2002: Unvergessliche Auftritte - auch von Nachbarn
45. Montreux Jazz Festival: Blick zurück in die Geschichte des Traditionsevents
Viele Musiker haben die Ruhe der Alpen rund um den Genfer See genutzt, um Aufnahmen zu machen und einige blieben, um sich dort vom Stress ihres Berufes zu erholen. Queen und David Bowie gehören dazu. David Bowie zog 1978 nach den Aufnahmen von "Heroes" nach Blonay - einer mittelgroßen Gemeinde im Kanton Waadt mit rund 5000 Einwohnern. Das Dorf selbst liegt am Fuss der Pléiades und viele Touristen kommen, um das imposante Schloss zu besichtigen. In wenigen Minuten ist man in Montreux, Abgeschiedenheit und die verblasste Welt der großen Hotels liegen wenige Kilometer Luftlinie auseinander. Bei meinem Montreux-Besuch 2010 hatte ich mich auch in einem Chalet in Blonay einquartiert. Nach der Anreise mit der Zahnradbahn waren die Glocken der Kühe meist die einzigen Geräusche, die hier oben zu hören waren. 1981 entstand mit "Under Pressure" eine Kollaboration von Queen und David Bowie - eine Jamsession unter Nachbarn gewissermaßen.
Bowie lieferte 2002 beim Montreux Jazz Festival einen beeindruckenden Auftritt, diese Tournee wurde zwar "Heathen-Tour" nach dem aktuellen Album genannt, Höhepunkt der Shows war jedoch die Platte "Low" aus dem Jahr 1977, die komplett live performt wurde. "Low" ist der erste der Teil der Berlin Trilogie, die viele zu den besten Arbeiten des musikalischen Chamäleons zählen. Damals wusste niemand, dass die nächste Reise bis heute die letzte bleiben sollte. 2004 erlitt David Bowie bei einem Konzert einen Herzinfarkt und beschränkte seither seine musikalischen Ambitionen auf einige Gastauftritte bei Plattenaufnahmen oder Auftritten anderer Künstler.

=-=-=

▶ Gelesenes anwenden
1. Welche Platte wurde laut dem Textauszug beim Auftritt von David Bowie 2002 in Montreux komplett live performt?
2. Gib aus dem Textauszug die Stelle wörtlich wieder, die bei „Bowie lieferte 2002“ beginnt und bei „Auftritten anderer Künstler.“ endet.

Strukturierte Daten zur Seitenanalyse:
=-=-=

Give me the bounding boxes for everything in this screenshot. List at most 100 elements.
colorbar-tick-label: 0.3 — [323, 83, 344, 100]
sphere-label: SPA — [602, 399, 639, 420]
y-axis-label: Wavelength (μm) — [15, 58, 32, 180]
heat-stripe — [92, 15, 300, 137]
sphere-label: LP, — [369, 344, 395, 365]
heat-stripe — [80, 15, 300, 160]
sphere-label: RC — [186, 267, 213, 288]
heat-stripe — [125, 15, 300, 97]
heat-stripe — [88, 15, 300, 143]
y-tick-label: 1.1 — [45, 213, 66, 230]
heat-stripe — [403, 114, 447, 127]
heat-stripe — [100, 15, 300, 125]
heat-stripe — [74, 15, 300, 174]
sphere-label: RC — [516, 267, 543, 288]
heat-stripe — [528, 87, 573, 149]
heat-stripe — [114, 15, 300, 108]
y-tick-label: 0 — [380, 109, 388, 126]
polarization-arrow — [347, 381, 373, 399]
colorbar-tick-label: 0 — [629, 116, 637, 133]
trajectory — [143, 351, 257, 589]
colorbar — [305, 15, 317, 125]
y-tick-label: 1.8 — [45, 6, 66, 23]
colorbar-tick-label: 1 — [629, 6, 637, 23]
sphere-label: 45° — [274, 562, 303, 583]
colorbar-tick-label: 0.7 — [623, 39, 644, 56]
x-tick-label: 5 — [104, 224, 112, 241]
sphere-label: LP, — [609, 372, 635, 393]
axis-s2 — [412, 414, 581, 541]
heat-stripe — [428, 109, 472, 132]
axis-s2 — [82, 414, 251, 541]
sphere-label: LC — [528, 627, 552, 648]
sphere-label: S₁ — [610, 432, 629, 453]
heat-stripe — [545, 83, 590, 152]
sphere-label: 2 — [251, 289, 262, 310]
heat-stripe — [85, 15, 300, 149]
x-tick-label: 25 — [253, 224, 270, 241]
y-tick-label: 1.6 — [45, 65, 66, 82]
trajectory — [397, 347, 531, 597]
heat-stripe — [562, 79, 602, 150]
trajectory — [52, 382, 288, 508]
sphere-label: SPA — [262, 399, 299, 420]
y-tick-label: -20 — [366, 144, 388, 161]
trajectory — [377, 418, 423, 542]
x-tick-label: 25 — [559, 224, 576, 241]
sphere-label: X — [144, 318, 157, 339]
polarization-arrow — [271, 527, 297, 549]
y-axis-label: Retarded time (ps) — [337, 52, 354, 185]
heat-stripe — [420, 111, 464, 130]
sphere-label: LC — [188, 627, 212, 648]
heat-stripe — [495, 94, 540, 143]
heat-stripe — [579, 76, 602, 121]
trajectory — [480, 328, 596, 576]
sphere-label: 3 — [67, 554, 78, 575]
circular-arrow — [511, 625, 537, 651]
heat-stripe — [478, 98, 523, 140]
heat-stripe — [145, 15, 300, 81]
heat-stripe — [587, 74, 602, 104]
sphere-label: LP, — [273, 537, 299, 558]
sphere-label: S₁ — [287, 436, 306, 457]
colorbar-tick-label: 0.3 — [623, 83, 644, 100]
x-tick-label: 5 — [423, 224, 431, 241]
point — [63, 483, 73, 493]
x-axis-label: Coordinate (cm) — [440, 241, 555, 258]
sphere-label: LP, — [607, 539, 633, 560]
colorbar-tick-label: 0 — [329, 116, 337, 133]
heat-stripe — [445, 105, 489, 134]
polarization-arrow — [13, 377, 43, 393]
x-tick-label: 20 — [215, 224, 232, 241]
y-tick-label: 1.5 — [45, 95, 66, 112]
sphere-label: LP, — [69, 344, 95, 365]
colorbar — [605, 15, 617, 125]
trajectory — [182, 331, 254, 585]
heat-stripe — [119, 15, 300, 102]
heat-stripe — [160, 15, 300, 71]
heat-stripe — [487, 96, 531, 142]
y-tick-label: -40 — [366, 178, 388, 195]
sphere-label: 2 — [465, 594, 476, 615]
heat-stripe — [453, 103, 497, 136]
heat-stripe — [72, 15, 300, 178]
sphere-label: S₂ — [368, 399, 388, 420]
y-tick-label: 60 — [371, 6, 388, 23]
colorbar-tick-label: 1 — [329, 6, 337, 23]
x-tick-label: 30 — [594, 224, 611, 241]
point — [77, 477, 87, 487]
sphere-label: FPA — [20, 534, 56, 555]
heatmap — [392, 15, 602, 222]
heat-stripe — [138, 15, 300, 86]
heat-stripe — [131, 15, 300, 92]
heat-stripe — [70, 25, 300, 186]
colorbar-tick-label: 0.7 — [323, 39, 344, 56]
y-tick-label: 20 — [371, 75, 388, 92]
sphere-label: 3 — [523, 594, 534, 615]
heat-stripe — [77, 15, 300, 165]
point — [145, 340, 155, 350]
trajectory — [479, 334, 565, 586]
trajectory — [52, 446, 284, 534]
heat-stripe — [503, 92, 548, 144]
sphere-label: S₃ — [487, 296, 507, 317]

=-=-=

▶ Ergebnisse
1. Die Platte „Low“ aus dem Jahr 1977.

2.
Bowie lieferte 2002 beim Montreux Jazz Festival einen beeindruckenden Auftritt, diese Tournee wurde zwar "Heathen-Tour" nach dem aktuellen Album genannt, Höhepunkt der Shows war jedoch die Platte "Low" aus dem Jahr 1977, die komplett live performt wurde. "Low" ist der erste der Teil der Berlin Trilogie, die viele zu den besten Arbeiten des musikalischen Chamäleons zählen. Damals wusste niemand, dass die nächste Reise bis heute die letzte bleiben sollte. 2004 erlitt David Bowie bei einem Konzert einen Herzinfarkt und beschränkte seither seine musikalischen Ambitionen auf einige Gastauftritte bei Plattenaufnahmen oder Auftritten anderer Künstler.